_GIVEN PROBLEM_
Leave out the pictures and transcribe the rest of the records exactly.

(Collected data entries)
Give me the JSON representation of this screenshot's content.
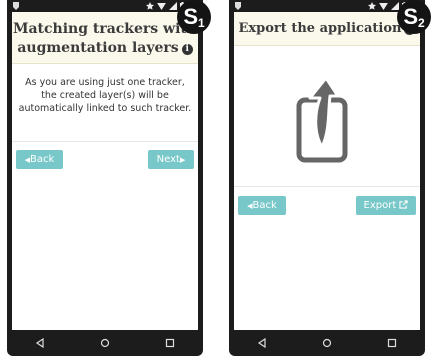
{
  "screens": [
    {
      "badge_letter": "S",
      "badge_number": "1",
      "title_line1": "Matching trackers with",
      "title_line2": "augmentation layers",
      "body": "As you are using just one tracker, the created layer(s) will be automatically linked to such tracker.",
      "back_label": "Back",
      "next_label": "Next"
    },
    {
      "badge_letter": "S",
      "badge_number": "2",
      "title": "Export the application",
      "back_label": "Back",
      "export_label": "Export"
    }
  ],
  "colors": {
    "button": "#78c7c9",
    "title_bg": "#fbf8ec"
  },
  "icons": [
    "info-icon",
    "export-app-icon",
    "back-nav-icon",
    "home-nav-icon",
    "recents-nav-icon"
  ]
}
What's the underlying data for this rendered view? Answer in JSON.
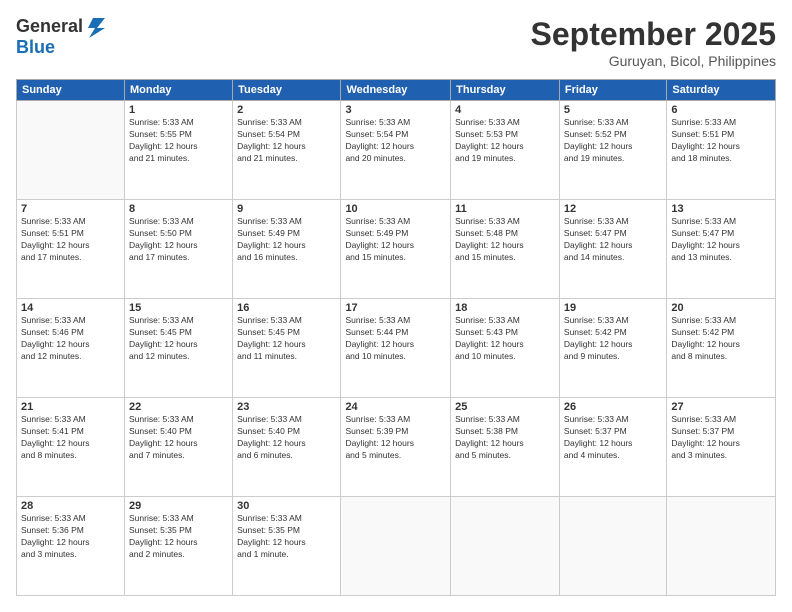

_THE RESULT_
Give me the JSON representation of this screenshot's content.
{
  "screens": [
    {
      "badge_letter": "S",
      "badge_number": "1",
      "title_line1": "Matching trackers with",
      "title_line2": "augmentation layers",
      "body": "As you are using just one tracker, the created layer(s) will be automatically linked to such tracker.",
      "back_label": "Back",
      "next_label": "Next"
    },
    {
      "badge_letter": "S",
      "badge_number": "2",
      "title": "Export the application",
      "back_label": "Back",
      "export_label": "Export"
    }
  ],
  "colors": {
    "button": "#78c7c9",
    "title_bg": "#fbf8ec"
  },
  "icons": [
    "info-icon",
    "export-app-icon",
    "back-nav-icon",
    "home-nav-icon",
    "recents-nav-icon"
  ]
}
What's the underlying data for this rendered view? Answer in JSON.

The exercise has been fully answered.